------ Data for processing ------

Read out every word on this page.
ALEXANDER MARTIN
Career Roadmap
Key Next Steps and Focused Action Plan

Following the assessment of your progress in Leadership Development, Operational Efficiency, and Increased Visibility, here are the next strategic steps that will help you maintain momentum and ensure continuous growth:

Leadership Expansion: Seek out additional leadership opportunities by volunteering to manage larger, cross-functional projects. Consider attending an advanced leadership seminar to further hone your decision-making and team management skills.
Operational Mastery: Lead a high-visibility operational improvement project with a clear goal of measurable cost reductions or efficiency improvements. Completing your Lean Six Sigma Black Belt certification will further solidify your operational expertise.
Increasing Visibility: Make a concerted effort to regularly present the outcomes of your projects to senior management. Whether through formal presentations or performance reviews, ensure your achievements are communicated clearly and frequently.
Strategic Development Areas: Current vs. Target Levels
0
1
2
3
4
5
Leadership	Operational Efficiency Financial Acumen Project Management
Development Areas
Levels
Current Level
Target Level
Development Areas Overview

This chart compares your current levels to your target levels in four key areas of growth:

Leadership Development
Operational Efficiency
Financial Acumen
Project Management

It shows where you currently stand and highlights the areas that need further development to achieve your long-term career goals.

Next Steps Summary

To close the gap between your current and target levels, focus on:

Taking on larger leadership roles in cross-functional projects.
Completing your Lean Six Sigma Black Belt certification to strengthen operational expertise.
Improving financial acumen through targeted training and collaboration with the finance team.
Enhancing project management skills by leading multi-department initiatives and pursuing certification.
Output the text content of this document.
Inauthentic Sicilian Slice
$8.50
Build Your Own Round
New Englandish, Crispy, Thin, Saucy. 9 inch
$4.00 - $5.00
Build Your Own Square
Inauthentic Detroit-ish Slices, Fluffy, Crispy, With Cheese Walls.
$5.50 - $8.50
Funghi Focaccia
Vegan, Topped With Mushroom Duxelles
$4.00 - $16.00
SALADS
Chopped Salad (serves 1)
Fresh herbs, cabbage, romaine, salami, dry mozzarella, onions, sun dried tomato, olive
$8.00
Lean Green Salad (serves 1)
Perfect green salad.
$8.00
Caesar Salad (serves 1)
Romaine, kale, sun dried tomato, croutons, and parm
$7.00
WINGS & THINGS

------

Transcribe only the trailing portion of the entries above: the line that contains "Output the text content of this document." and each line after it.

Task answer ▸
Output the text content of this document.
Inauthentic Sicilian Slice
$8.50
Build Your Own Round
New Englandish, Crispy, Thin, Saucy. 9 inch
$4.00 - $5.00
Build Your Own Square
Inauthentic Detroit-ish Slices, Fluffy, Crispy, With Cheese Walls.
$5.50 - $8.50
Funghi Focaccia
Vegan, Topped With Mushroom Duxelles
$4.00 - $16.00
SALADS
Chopped Salad (serves 1)
Fresh herbs, cabbage, romaine, salami, dry mozzarella, onions, sun dried tomato, olive
$8.00
Lean Green Salad (serves 1)
Perfect green salad.
$8.00
Caesar Salad (serves 1)
Romaine, kale, sun dried tomato, croutons, and parm
$7.00
WINGS & THINGS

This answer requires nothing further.